■ DIRECTIVE
Print out each record below, unaltered and complete, without its images.

- - - -

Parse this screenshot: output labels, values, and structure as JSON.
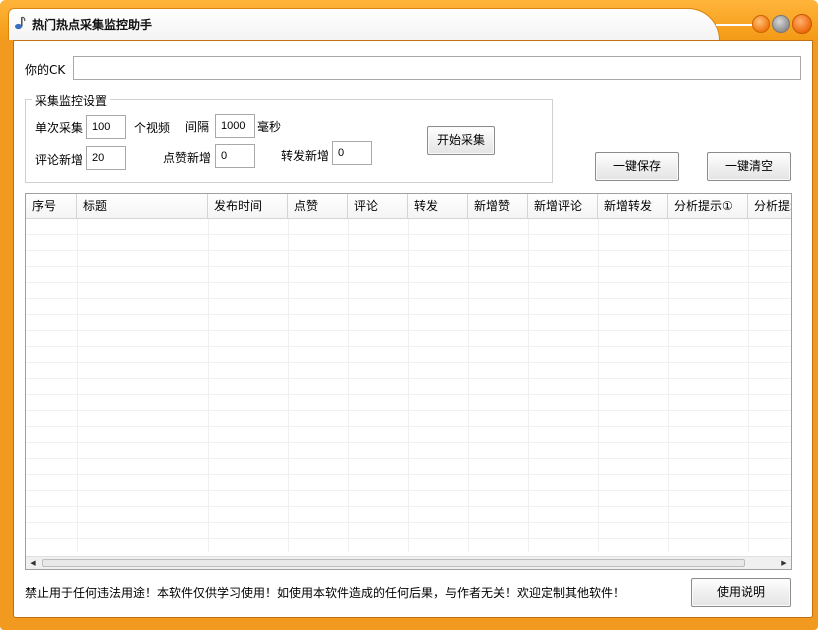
{
  "window": {
    "title": "热门热点采集监控助手",
    "accent_color": "#f29a20"
  },
  "ck": {
    "label": "你的CK",
    "value": ""
  },
  "settings": {
    "group_title": "采集监控设置",
    "single_collect_label": "单次采集",
    "single_collect_value": "100",
    "video_unit": "个视频",
    "interval_label": "间隔",
    "interval_value": "1000",
    "interval_unit": "毫秒",
    "comment_new_label": "评论新增",
    "comment_new_value": "20",
    "like_new_label": "点赞新增",
    "like_new_value": "0",
    "share_new_label": "转发新增",
    "share_new_value": "0",
    "start_button": "开始采集"
  },
  "actions": {
    "save_button": "一键保存",
    "clear_button": "一键清空"
  },
  "table": {
    "columns": [
      "序号",
      "标题",
      "发布时间",
      "点赞",
      "评论",
      "转发",
      "新增赞",
      "新增评论",
      "新增转发",
      "分析提示①",
      "分析提示"
    ],
    "rows": []
  },
  "footer": {
    "notice": "禁止用于任何违法用途！本软件仅供学习使用！如使用本软件造成的任何后果，与作者无关！欢迎定制其他软件！",
    "help_button": "使用说明"
  }
}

- - - -

■ FINAL ANSWER
Parse this screenshot: output labels, values, and structure as JSON.
{
  "window": {
    "title": "热门热点采集监控助手",
    "accent_color": "#f29a20"
  },
  "ck": {
    "label": "你的CK",
    "value": ""
  },
  "settings": {
    "group_title": "采集监控设置",
    "single_collect_label": "单次采集",
    "single_collect_value": "100",
    "video_unit": "个视频",
    "interval_label": "间隔",
    "interval_value": "1000",
    "interval_unit": "毫秒",
    "comment_new_label": "评论新增",
    "comment_new_value": "20",
    "like_new_label": "点赞新增",
    "like_new_value": "0",
    "share_new_label": "转发新增",
    "share_new_value": "0",
    "start_button": "开始采集"
  },
  "actions": {
    "save_button": "一键保存",
    "clear_button": "一键清空"
  },
  "table": {
    "columns": [
      "序号",
      "标题",
      "发布时间",
      "点赞",
      "评论",
      "转发",
      "新增赞",
      "新增评论",
      "新增转发",
      "分析提示①",
      "分析提示"
    ],
    "rows": []
  },
  "footer": {
    "notice": "禁止用于任何违法用途！本软件仅供学习使用！如使用本软件造成的任何后果，与作者无关！欢迎定制其他软件！",
    "help_button": "使用说明"
  }
}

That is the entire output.